Brief:
Go through the data below. Pull out every line that has the word "close".

Some records
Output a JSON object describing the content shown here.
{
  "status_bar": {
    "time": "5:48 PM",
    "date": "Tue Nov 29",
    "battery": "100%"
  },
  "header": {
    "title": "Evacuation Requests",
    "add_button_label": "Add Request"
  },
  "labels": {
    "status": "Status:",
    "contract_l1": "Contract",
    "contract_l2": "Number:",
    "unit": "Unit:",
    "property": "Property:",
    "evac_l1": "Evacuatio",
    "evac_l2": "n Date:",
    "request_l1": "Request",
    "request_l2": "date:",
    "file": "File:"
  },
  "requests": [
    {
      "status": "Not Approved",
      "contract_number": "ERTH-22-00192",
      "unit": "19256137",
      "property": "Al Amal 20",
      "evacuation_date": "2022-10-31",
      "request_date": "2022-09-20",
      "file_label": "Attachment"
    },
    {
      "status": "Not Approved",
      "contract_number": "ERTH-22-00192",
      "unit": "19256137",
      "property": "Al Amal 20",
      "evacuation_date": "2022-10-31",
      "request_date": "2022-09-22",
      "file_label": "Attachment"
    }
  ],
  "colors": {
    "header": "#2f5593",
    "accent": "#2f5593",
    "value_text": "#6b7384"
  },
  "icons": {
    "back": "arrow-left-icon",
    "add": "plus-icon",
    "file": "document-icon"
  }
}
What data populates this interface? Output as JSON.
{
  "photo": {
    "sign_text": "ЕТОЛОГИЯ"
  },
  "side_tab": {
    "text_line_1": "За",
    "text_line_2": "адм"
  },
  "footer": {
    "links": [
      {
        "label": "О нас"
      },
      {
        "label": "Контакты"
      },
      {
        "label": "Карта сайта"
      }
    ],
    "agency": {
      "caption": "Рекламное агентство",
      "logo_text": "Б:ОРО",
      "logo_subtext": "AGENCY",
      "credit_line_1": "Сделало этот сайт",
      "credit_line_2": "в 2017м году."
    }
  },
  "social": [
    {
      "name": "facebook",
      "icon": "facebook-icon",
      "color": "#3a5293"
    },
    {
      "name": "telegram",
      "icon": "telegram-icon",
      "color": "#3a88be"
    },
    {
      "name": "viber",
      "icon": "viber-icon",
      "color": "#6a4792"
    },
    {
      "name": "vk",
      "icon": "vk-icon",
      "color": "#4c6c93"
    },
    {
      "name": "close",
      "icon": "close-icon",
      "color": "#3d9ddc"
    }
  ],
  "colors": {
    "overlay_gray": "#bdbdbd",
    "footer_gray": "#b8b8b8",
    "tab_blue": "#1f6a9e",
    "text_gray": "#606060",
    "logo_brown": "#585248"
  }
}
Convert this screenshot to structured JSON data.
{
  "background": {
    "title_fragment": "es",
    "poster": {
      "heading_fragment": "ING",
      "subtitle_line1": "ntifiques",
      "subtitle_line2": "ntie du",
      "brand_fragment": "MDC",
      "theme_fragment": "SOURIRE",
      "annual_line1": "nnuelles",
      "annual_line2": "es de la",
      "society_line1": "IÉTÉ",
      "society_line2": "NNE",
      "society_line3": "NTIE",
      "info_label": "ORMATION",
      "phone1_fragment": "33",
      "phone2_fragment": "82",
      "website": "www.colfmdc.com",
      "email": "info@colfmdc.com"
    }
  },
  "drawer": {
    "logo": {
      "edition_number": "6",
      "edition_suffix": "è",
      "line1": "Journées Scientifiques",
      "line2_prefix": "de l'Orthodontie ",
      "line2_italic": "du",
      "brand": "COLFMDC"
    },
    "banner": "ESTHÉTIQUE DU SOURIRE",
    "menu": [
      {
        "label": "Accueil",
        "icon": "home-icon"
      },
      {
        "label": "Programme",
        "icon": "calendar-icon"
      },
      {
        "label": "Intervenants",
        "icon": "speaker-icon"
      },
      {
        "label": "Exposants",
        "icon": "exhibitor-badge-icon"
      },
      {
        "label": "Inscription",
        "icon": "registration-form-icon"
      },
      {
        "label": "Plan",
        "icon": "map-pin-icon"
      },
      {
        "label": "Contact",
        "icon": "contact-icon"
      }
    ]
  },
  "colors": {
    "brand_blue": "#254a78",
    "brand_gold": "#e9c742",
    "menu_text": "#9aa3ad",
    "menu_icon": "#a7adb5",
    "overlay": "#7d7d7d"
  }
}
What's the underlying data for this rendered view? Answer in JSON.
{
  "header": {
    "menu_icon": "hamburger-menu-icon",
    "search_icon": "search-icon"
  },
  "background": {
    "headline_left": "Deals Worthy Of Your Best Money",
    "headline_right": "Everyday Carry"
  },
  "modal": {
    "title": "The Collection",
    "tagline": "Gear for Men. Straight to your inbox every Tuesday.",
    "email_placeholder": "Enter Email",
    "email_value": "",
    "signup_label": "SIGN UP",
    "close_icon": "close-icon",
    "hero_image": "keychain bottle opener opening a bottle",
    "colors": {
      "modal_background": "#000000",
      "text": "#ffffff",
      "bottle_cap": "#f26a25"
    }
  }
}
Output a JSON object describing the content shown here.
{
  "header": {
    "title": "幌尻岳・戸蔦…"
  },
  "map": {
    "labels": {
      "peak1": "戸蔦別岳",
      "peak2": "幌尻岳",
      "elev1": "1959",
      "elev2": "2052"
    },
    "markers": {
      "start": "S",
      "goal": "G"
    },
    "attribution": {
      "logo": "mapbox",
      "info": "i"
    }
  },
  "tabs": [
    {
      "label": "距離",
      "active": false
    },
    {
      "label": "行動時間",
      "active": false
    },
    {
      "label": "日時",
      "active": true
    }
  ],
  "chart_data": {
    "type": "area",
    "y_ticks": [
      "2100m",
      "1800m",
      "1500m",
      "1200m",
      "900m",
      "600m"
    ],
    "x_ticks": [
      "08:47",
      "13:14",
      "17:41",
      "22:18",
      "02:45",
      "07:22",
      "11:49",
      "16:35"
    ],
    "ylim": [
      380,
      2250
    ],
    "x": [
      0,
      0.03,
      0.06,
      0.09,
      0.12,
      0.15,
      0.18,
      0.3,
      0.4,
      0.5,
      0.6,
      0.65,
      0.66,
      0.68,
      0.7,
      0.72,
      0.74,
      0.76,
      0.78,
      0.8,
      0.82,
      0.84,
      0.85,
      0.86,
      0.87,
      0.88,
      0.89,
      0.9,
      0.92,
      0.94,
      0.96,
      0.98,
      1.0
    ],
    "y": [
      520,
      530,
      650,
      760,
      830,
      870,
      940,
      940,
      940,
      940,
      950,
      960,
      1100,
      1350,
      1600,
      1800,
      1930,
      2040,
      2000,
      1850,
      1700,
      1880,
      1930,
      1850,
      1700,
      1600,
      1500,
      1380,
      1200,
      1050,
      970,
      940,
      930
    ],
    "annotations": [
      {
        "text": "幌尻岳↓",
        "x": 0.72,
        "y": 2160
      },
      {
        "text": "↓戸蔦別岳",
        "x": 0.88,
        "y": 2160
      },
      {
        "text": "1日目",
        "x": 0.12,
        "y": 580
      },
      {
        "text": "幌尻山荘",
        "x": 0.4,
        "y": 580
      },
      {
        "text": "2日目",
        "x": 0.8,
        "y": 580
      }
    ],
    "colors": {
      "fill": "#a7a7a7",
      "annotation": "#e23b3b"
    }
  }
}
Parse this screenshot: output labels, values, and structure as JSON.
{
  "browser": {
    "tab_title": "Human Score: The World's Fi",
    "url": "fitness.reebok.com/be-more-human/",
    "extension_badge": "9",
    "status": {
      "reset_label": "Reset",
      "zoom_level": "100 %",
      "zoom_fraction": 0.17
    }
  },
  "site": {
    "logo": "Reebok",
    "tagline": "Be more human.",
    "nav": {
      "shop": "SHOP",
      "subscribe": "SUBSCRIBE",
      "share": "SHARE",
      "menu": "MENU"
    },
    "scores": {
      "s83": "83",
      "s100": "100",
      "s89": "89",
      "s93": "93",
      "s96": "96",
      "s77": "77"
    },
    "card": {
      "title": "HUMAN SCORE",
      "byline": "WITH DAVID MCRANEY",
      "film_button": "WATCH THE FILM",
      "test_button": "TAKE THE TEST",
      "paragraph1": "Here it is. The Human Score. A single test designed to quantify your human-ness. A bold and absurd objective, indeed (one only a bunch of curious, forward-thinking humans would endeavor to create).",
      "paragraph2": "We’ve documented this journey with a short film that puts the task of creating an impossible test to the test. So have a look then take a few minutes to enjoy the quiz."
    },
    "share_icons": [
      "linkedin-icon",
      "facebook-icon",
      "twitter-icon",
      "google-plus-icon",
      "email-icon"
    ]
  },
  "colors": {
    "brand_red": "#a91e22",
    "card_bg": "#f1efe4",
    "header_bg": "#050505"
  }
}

Solution for this exercise:
      "name": "close",
      "icon": "close-icon",
    "close_icon": "close-icon",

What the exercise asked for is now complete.